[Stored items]
....

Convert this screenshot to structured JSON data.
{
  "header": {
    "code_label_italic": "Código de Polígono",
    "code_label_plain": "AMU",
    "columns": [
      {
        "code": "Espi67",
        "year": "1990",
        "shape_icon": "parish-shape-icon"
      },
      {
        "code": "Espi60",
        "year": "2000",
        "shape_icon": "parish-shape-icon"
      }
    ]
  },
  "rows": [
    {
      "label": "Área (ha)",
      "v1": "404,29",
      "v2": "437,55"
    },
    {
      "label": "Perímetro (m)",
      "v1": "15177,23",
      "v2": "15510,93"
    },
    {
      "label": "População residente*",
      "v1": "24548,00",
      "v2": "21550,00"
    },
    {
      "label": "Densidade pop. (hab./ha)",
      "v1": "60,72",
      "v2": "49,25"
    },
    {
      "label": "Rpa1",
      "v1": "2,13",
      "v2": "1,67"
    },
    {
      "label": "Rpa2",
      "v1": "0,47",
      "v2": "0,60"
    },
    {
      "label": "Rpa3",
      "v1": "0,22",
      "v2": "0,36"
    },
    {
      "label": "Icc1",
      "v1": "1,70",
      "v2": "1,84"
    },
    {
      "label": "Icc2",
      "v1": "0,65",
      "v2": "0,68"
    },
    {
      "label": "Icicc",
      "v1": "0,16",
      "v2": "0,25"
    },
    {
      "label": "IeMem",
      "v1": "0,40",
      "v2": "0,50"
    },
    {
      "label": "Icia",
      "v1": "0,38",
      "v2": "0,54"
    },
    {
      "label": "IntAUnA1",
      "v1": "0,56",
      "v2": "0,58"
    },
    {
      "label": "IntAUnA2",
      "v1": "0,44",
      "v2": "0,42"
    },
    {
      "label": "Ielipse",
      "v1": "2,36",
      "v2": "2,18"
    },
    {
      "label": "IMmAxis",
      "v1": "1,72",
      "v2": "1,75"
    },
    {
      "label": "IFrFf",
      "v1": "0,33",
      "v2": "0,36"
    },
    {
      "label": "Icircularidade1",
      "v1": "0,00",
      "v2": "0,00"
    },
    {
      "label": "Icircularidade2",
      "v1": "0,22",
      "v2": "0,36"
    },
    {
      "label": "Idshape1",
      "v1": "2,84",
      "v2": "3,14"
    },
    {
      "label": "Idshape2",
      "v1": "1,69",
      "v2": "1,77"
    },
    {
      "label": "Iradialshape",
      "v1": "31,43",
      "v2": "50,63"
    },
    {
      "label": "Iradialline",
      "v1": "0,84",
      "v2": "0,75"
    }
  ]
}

....

INSTRUCTION ▸
Please reproduce each line exactly as written.

RESULT OF THE TASK ▸
Convert this screenshot to structured JSON data.
{
  "header": {
    "code_label_italic": "Código de Polígono",
    "code_label_plain": "AMU",
    "columns": [
      {
        "code": "Espi67",
        "year": "1990",
        "shape_icon": "parish-shape-icon"
      },
      {
        "code": "Espi60",
        "year": "2000",
        "shape_icon": "parish-shape-icon"
      }
    ]
  },
  "rows": [
    {
      "label": "Área (ha)",
      "v1": "404,29",
      "v2": "437,55"
    },
    {
      "label": "Perímetro (m)",
      "v1": "15177,23",
      "v2": "15510,93"
    },
    {
      "label": "População residente*",
      "v1": "24548,00",
      "v2": "21550,00"
    },
    {
      "label": "Densidade pop. (hab./ha)",
      "v1": "60,72",
      "v2": "49,25"
    },
    {
      "label": "Rpa1",
      "v1": "2,13",
      "v2": "1,67"
    },
    {
      "label": "Rpa2",
      "v1": "0,47",
      "v2": "0,60"
    },
    {
      "label": "Rpa3",
      "v1": "0,22",
      "v2": "0,36"
    },
    {
      "label": "Icc1",
      "v1": "1,70",
      "v2": "1,84"
    },
    {
      "label": "Icc2",
      "v1": "0,65",
      "v2": "0,68"
    },
    {
      "label": "Icicc",
      "v1": "0,16",
      "v2": "0,25"
    },
    {
      "label": "IeMem",
      "v1": "0,40",
      "v2": "0,50"
    },
    {
      "label": "Icia",
      "v1": "0,38",
      "v2": "0,54"
    },
    {
      "label": "IntAUnA1",
      "v1": "0,56",
      "v2": "0,58"
    },
    {
      "label": "IntAUnA2",
      "v1": "0,44",
      "v2": "0,42"
    },
    {
      "label": "Ielipse",
      "v1": "2,36",
      "v2": "2,18"
    },
    {
      "label": "IMmAxis",
      "v1": "1,72",
      "v2": "1,75"
    },
    {
      "label": "IFrFf",
      "v1": "0,33",
      "v2": "0,36"
    },
    {
      "label": "Icircularidade1",
      "v1": "0,00",
      "v2": "0,00"
    },
    {
      "label": "Icircularidade2",
      "v1": "0,22",
      "v2": "0,36"
    },
    {
      "label": "Idshape1",
      "v1": "2,84",
      "v2": "3,14"
    },
    {
      "label": "Idshape2",
      "v1": "1,69",
      "v2": "1,77"
    },
    {
      "label": "Iradialshape",
      "v1": "31,43",
      "v2": "50,63"
    },
    {
      "label": "Iradialline",
      "v1": "0,84",
      "v2": "0,75"
    }
  ]
}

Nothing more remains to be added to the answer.